— Start of Available records —

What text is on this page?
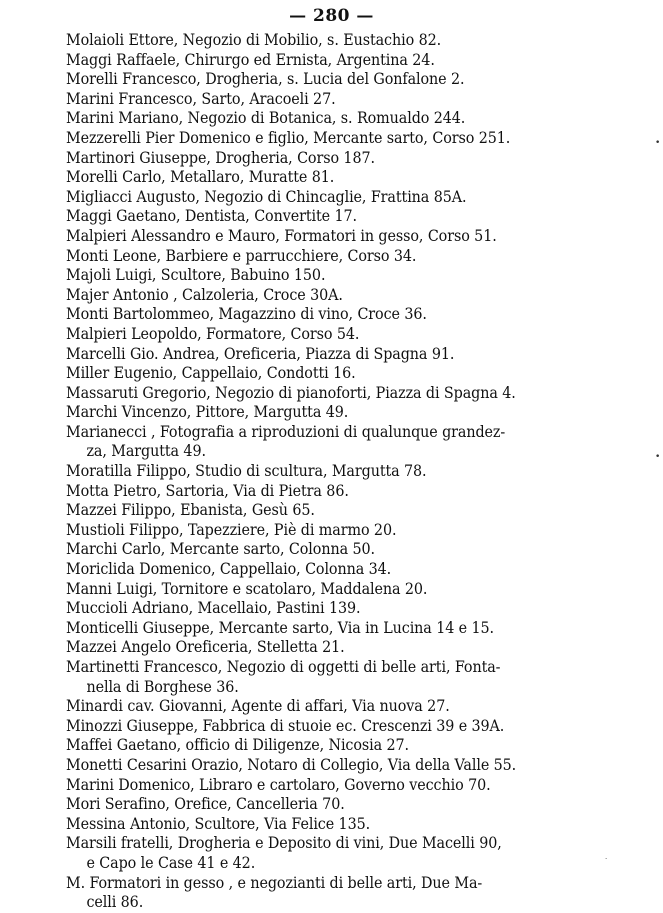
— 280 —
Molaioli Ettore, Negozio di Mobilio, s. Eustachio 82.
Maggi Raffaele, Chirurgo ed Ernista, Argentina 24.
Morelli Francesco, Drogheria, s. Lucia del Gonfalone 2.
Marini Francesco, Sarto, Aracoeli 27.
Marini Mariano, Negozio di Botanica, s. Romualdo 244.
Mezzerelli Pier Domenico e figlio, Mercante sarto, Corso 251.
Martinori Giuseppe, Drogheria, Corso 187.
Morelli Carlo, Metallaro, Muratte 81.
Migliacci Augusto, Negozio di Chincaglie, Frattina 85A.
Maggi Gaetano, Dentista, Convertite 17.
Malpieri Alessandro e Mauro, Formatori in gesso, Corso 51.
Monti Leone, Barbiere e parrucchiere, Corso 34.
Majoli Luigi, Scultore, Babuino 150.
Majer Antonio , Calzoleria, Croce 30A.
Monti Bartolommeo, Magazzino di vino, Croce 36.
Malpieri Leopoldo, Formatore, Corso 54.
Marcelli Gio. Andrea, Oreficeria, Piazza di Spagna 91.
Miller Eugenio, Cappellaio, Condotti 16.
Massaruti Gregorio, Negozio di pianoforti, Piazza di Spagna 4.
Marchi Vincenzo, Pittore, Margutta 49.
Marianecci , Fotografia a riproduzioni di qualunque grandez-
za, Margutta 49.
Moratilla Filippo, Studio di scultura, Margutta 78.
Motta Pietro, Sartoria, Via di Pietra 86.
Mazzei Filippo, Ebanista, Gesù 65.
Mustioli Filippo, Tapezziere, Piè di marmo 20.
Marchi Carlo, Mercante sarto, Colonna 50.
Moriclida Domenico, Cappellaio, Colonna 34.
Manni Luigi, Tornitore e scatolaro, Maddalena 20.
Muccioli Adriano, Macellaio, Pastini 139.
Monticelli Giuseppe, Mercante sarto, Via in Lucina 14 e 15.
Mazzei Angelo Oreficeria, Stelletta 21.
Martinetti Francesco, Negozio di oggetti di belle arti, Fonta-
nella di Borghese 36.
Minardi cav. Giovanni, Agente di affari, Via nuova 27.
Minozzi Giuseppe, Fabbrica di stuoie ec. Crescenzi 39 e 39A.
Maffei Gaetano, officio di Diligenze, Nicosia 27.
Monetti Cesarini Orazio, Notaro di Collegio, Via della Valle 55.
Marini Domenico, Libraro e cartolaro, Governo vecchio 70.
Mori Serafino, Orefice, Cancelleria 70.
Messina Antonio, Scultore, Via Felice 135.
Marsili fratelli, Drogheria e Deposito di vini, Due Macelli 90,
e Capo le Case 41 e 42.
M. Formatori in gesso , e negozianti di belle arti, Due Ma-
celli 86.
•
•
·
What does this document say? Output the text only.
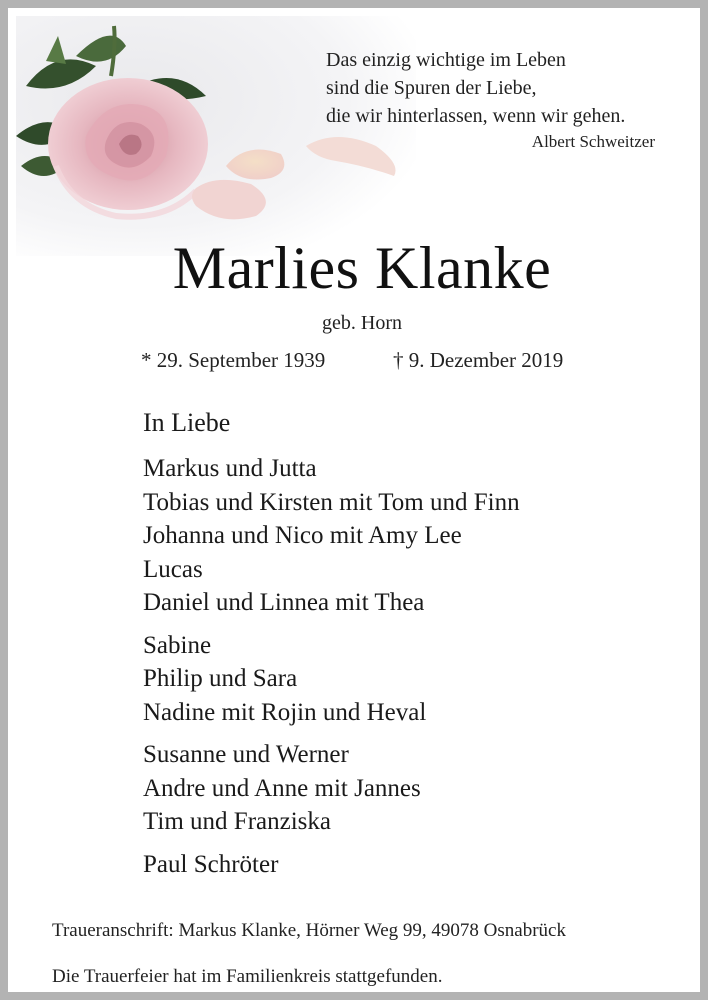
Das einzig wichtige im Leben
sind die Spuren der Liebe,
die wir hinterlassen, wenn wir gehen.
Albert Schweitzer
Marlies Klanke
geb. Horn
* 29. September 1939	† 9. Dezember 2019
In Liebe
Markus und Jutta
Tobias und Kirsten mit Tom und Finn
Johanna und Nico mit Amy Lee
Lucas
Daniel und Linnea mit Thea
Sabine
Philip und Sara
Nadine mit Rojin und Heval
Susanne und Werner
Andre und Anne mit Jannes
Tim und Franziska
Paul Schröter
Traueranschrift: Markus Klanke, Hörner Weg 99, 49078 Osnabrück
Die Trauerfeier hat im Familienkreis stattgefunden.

— End of Available records —
— Start of Available records —

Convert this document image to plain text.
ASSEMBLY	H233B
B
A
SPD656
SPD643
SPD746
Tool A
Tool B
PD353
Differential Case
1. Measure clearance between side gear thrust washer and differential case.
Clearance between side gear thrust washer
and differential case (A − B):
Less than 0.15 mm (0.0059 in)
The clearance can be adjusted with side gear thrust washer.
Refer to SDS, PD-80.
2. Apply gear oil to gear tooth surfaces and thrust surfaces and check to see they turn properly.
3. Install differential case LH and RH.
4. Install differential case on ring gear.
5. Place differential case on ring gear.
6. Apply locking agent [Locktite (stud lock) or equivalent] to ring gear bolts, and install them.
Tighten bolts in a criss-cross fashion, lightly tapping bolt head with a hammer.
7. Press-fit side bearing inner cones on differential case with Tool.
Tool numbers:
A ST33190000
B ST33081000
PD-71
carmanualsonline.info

— End of Available records —

> Requirement
Select and copy every line of the material that holds the string "Spagna".

> Right answer
Marcelli Gio. Andrea, Oreficeria, Piazza di Spagna 91.
Massaruti Gregorio, Negozio di pianoforti, Piazza di Spagna 4.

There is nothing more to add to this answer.